**Work to be completed**
Repeat, exactly and completely, the entries shown underneath.

**Stored rows**
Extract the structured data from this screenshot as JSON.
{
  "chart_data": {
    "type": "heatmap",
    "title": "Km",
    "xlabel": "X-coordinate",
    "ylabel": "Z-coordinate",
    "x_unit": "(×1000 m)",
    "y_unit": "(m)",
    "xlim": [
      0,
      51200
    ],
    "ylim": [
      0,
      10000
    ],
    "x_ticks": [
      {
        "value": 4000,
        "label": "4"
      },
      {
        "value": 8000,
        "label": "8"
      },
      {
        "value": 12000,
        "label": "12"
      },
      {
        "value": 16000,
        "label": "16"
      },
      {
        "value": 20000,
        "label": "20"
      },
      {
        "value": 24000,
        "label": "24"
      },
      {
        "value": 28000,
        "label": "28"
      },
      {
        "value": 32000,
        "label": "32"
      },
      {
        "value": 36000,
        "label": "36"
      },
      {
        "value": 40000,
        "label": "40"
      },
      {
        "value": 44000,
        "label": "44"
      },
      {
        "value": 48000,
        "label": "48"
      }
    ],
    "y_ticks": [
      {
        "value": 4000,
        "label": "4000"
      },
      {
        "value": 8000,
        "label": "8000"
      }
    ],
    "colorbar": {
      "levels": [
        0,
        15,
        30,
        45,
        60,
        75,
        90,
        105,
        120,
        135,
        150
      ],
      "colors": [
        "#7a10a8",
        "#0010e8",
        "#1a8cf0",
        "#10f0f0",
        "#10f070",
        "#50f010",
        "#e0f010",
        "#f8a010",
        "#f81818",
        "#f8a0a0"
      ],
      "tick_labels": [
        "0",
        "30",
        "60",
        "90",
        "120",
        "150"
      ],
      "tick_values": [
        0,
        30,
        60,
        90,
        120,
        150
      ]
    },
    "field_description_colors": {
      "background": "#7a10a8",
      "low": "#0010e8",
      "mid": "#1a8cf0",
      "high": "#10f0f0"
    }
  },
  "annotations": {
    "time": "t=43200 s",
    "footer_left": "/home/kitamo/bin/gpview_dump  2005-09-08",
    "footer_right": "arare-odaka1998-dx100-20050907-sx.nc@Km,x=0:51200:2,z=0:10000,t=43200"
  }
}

**The response**
Extract the structured data from this screenshot as JSON.
{
  "chart_data": {
    "type": "heatmap",
    "title": "Km",
    "xlabel": "X-coordinate",
    "ylabel": "Z-coordinate",
    "x_unit": "(×1000 m)",
    "y_unit": "(m)",
    "xlim": [
      0,
      51200
    ],
    "ylim": [
      0,
      10000
    ],
    "x_ticks": [
      {
        "value": 4000,
        "label": "4"
      },
      {
        "value": 8000,
        "label": "8"
      },
      {
        "value": 12000,
        "label": "12"
      },
      {
        "value": 16000,
        "label": "16"
      },
      {
        "value": 20000,
        "label": "20"
      },
      {
        "value": 24000,
        "label": "24"
      },
      {
        "value": 28000,
        "label": "28"
      },
      {
        "value": 32000,
        "label": "32"
      },
      {
        "value": 36000,
        "label": "36"
      },
      {
        "value": 40000,
        "label": "40"
      },
      {
        "value": 44000,
        "label": "44"
      },
      {
        "value": 48000,
        "label": "48"
      }
    ],
    "y_ticks": [
      {
        "value": 4000,
        "label": "4000"
      },
      {
        "value": 8000,
        "label": "8000"
      }
    ],
    "colorbar": {
      "levels": [
        0,
        15,
        30,
        45,
        60,
        75,
        90,
        105,
        120,
        135,
        150
      ],
      "colors": [
        "#7a10a8",
        "#0010e8",
        "#1a8cf0",
        "#10f0f0",
        "#10f070",
        "#50f010",
        "#e0f010",
        "#f8a010",
        "#f81818",
        "#f8a0a0"
      ],
      "tick_labels": [
        "0",
        "30",
        "60",
        "90",
        "120",
        "150"
      ],
      "tick_values": [
        0,
        30,
        60,
        90,
        120,
        150
      ]
    },
    "field_description_colors": {
      "background": "#7a10a8",
      "low": "#0010e8",
      "mid": "#1a8cf0",
      "high": "#10f0f0"
    }
  },
  "annotations": {
    "time": "t=43200 s",
    "footer_left": "/home/kitamo/bin/gpview_dump  2005-09-08",
    "footer_right": "arare-odaka1998-dx100-20050907-sx.nc@Km,x=0:51200:2,z=0:10000,t=43200"
  }
}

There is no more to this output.